*EXERCISE AIM*
Would you return all of this data exactly, leaving nothing out?

Records excerpted from a collection:
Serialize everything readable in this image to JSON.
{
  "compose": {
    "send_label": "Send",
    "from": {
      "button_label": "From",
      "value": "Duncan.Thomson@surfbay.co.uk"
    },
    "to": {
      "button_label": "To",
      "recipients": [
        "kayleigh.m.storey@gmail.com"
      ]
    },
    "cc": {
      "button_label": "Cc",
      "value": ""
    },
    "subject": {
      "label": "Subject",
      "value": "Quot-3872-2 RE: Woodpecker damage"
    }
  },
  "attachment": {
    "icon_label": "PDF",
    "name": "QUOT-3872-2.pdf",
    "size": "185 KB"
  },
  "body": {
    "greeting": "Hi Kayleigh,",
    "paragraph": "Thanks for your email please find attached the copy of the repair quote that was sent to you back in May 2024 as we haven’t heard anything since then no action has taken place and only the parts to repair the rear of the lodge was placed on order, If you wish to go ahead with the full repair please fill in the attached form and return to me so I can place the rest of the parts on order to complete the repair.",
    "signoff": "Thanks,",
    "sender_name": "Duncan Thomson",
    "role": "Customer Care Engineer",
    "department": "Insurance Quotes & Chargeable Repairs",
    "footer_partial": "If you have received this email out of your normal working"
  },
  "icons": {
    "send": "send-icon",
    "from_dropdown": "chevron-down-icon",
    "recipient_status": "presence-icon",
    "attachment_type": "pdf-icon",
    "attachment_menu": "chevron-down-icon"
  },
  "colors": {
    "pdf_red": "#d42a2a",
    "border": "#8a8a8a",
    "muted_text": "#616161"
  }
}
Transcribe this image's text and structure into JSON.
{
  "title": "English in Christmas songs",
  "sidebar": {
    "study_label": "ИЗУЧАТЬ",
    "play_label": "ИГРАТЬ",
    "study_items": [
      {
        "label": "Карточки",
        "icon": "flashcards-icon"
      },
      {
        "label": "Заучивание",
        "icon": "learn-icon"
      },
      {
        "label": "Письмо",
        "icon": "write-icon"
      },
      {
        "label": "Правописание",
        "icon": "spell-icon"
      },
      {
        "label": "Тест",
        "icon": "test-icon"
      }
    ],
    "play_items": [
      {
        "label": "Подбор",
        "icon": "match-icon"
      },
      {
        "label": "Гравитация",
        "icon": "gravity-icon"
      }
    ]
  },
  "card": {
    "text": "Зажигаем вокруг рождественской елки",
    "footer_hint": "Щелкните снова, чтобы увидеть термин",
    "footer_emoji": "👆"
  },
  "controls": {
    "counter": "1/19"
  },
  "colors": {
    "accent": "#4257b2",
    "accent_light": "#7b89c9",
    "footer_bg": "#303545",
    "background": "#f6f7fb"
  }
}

*RESULT OF THE EXERCISE*
Serialize everything readable in this image to JSON.
{
  "compose": {
    "send_label": "Send",
    "from": {
      "button_label": "From",
      "value": "Duncan.Thomson@surfbay.co.uk"
    },
    "to": {
      "button_label": "To",
      "recipients": [
        "kayleigh.m.storey@gmail.com"
      ]
    },
    "cc": {
      "button_label": "Cc",
      "value": ""
    },
    "subject": {
      "label": "Subject",
      "value": "Quot-3872-2 RE: Woodpecker damage"
    }
  },
  "attachment": {
    "icon_label": "PDF",
    "name": "QUOT-3872-2.pdf",
    "size": "185 KB"
  },
  "body": {
    "greeting": "Hi Kayleigh,",
    "paragraph": "Thanks for your email please find attached the copy of the repair quote that was sent to you back in May 2024 as we haven’t heard anything since then no action has taken place and only the parts to repair the rear of the lodge was placed on order, If you wish to go ahead with the full repair please fill in the attached form and return to me so I can place the rest of the parts on order to complete the repair.",
    "signoff": "Thanks,",
    "sender_name": "Duncan Thomson",
    "role": "Customer Care Engineer",
    "department": "Insurance Quotes & Chargeable Repairs",
    "footer_partial": "If you have received this email out of your normal working"
  },
  "icons": {
    "send": "send-icon",
    "from_dropdown": "chevron-down-icon",
    "recipient_status": "presence-icon",
    "attachment_type": "pdf-icon",
    "attachment_menu": "chevron-down-icon"
  },
  "colors": {
    "pdf_red": "#d42a2a",
    "border": "#8a8a8a",
    "muted_text": "#616161"
  }
}
Transcribe this image's text and structure into JSON.
{
  "title": "English in Christmas songs",
  "sidebar": {
    "study_label": "ИЗУЧАТЬ",
    "play_label": "ИГРАТЬ",
    "study_items": [
      {
        "label": "Карточки",
        "icon": "flashcards-icon"
      },
      {
        "label": "Заучивание",
        "icon": "learn-icon"
      },
      {
        "label": "Письмо",
        "icon": "write-icon"
      },
      {
        "label": "Правописание",
        "icon": "spell-icon"
      },
      {
        "label": "Тест",
        "icon": "test-icon"
      }
    ],
    "play_items": [
      {
        "label": "Подбор",
        "icon": "match-icon"
      },
      {
        "label": "Гравитация",
        "icon": "gravity-icon"
      }
    ]
  },
  "card": {
    "text": "Зажигаем вокруг рождественской елки",
    "footer_hint": "Щелкните снова, чтобы увидеть термин",
    "footer_emoji": "👆"
  },
  "controls": {
    "counter": "1/19"
  },
  "colors": {
    "accent": "#4257b2",
    "accent_light": "#7b89c9",
    "footer_bg": "#303545",
    "background": "#f6f7fb"
  }
}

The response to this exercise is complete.